• Items
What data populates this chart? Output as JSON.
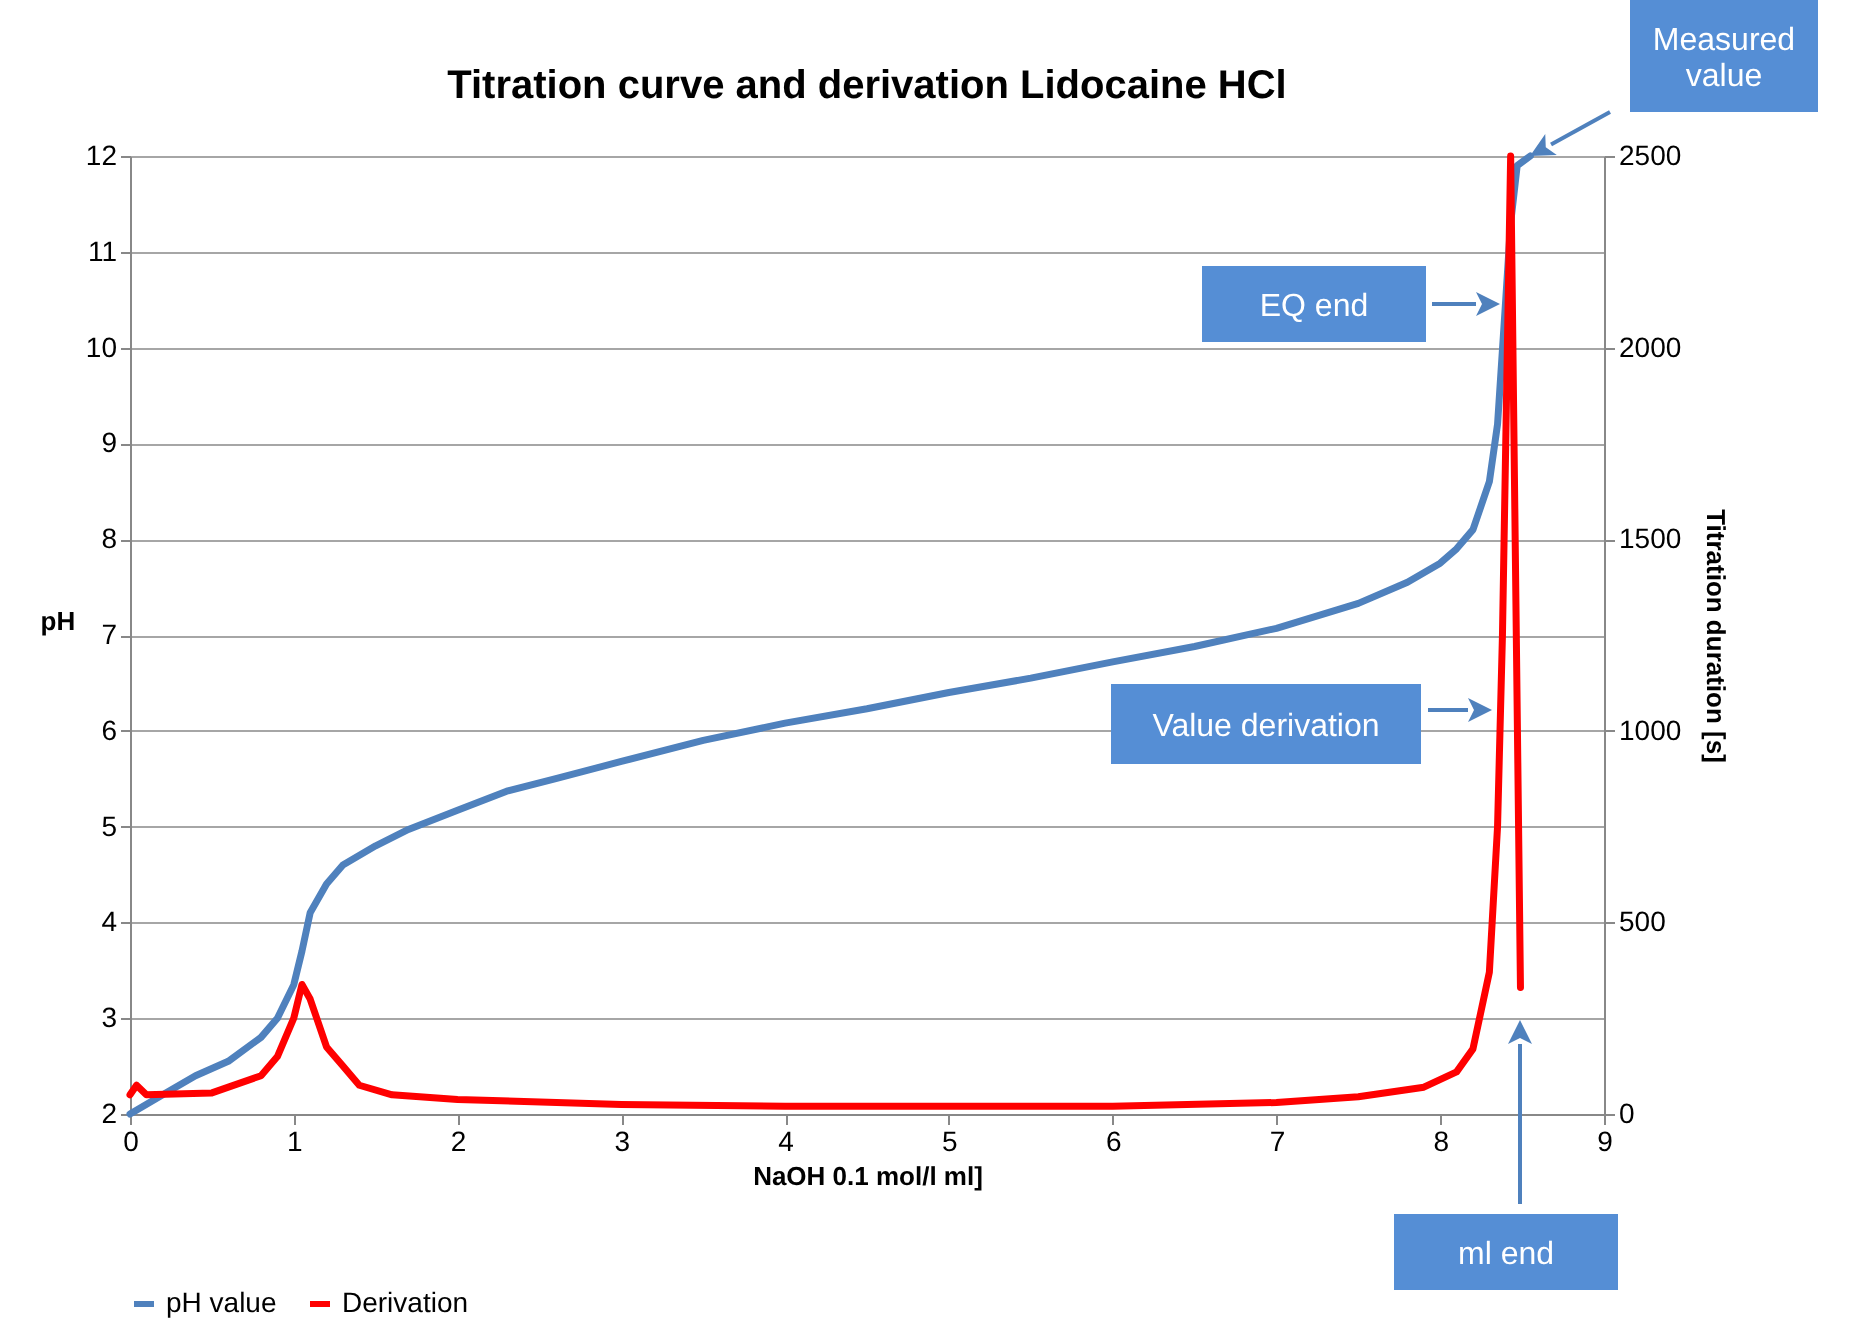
{
  "chart_data": {
    "type": "line",
    "title": "Titration curve and derivation Lidocaine HCl",
    "xlabel": "NaOH 0.1 mol/l ml]",
    "ylabel": "pH",
    "y2label": "Titration duration [s]",
    "xlim": [
      0,
      9
    ],
    "xticks": [
      0,
      1,
      2,
      3,
      4,
      5,
      6,
      7,
      8,
      9
    ],
    "ylim": [
      2,
      12
    ],
    "yticks": [
      2,
      3,
      4,
      5,
      6,
      7,
      8,
      9,
      10,
      11,
      12
    ],
    "y2lim": [
      0,
      2500
    ],
    "y2ticks": [
      0,
      500,
      1000,
      1500,
      2000,
      2500
    ],
    "grid": "y",
    "legend": "bottom",
    "line_style": "solid",
    "marker": "none",
    "series": [
      {
        "name": "pH value",
        "color": "#4f81bd",
        "x": [
          0,
          0.2,
          0.4,
          0.6,
          0.8,
          0.9,
          1.0,
          1.05,
          1.1,
          1.2,
          1.3,
          1.5,
          1.7,
          2.0,
          2.3,
          2.6,
          3.0,
          3.5,
          4.0,
          4.5,
          5.0,
          5.5,
          6.0,
          6.5,
          7.0,
          7.5,
          7.8,
          8.0,
          8.1,
          8.2,
          8.3,
          8.35,
          8.4,
          8.43,
          8.47,
          8.55
        ],
        "values": [
          2.0,
          2.2,
          2.4,
          2.55,
          2.8,
          3.0,
          3.35,
          3.7,
          4.1,
          4.4,
          4.6,
          4.8,
          4.97,
          5.17,
          5.37,
          5.5,
          5.68,
          5.9,
          6.08,
          6.23,
          6.4,
          6.55,
          6.72,
          6.88,
          7.07,
          7.33,
          7.55,
          7.75,
          7.9,
          8.1,
          8.6,
          9.2,
          10.5,
          11.3,
          11.9,
          12.0
        ]
      },
      {
        "name": "Derivation",
        "color": "#ff0000",
        "axis": "y2",
        "x": [
          0,
          0.04,
          0.1,
          0.5,
          0.8,
          0.9,
          1.0,
          1.05,
          1.1,
          1.2,
          1.3,
          1.4,
          1.6,
          2.0,
          3.0,
          4.0,
          6.0,
          7.0,
          7.5,
          7.9,
          8.1,
          8.2,
          8.3,
          8.35,
          8.38,
          8.43,
          8.49
        ],
        "values": [
          50,
          75,
          50,
          55,
          100,
          150,
          250,
          338,
          300,
          175,
          125,
          75,
          50,
          38,
          25,
          20,
          20,
          30,
          45,
          70,
          110,
          170,
          370,
          750,
          1250,
          2500,
          330
        ]
      }
    ],
    "annotations": [
      "Measured value",
      "EQ end",
      "Value derivation",
      "ml end"
    ]
  }
}
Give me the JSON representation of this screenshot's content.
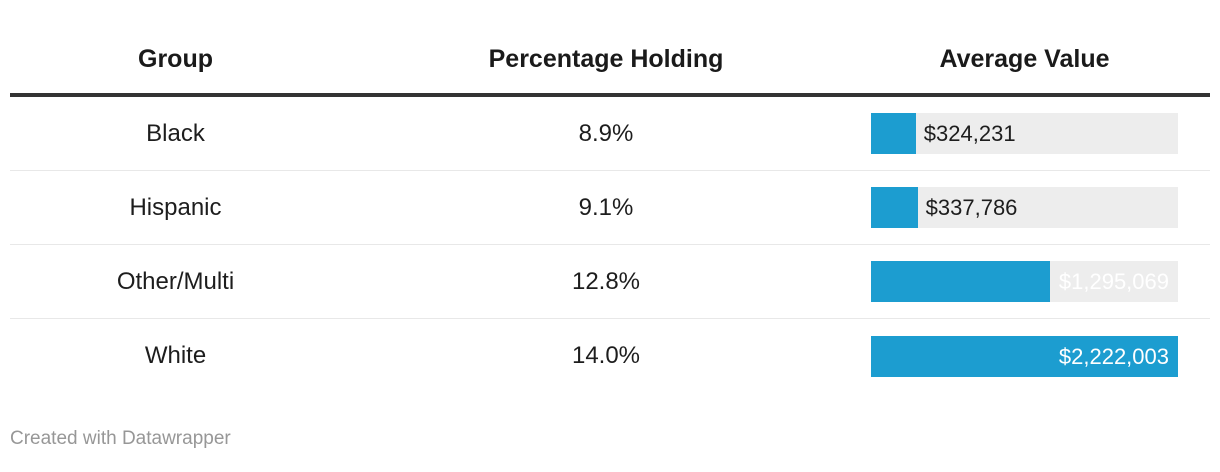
{
  "table": {
    "columns": [
      {
        "label": "Group"
      },
      {
        "label": "Percentage Holding"
      },
      {
        "label": "Average Value"
      }
    ],
    "rows": [
      {
        "group": "Black",
        "percentage": "8.9%",
        "avg_label": "$324,231",
        "avg_value": 324231
      },
      {
        "group": "Hispanic",
        "percentage": "9.1%",
        "avg_label": "$337,786",
        "avg_value": 337786
      },
      {
        "group": "Other/Multi",
        "percentage": "12.8%",
        "avg_label": "$1,295,069",
        "avg_value": 1295069
      },
      {
        "group": "White",
        "percentage": "14.0%",
        "avg_label": "$2,222,003",
        "avg_value": 2222003
      }
    ]
  },
  "chart_data": {
    "type": "table",
    "title": "",
    "columns": [
      "Group",
      "Percentage Holding",
      "Average Value"
    ],
    "categories": [
      "Black",
      "Hispanic",
      "Other/Multi",
      "White"
    ],
    "series": [
      {
        "name": "Percentage Holding",
        "values": [
          8.9,
          9.1,
          12.8,
          14.0
        ],
        "unit": "%"
      },
      {
        "name": "Average Value",
        "values": [
          324231,
          337786,
          1295069,
          2222003
        ],
        "unit": "$",
        "display": "bar",
        "bar_scale_max": 2222003
      }
    ],
    "layout": {
      "bars_in_column": "Average Value",
      "bar_labels_shown": true,
      "grid": false,
      "legend": "none"
    }
  },
  "colors": {
    "bar_fill": "#1c9dd0",
    "bar_track": "#ededed",
    "header_rule": "#333333",
    "row_separator": "#e8e8e8",
    "text": "#1d1d1d",
    "credit_text": "#979797"
  },
  "footer": {
    "credit": "Created with Datawrapper"
  }
}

• What you need to do
Copy each line of the listing that includes "Average".

• Written response
        "label": "Average Value"
      "Average Value"
        "name": "Average Value",
      "bars_in_column": "Average Value",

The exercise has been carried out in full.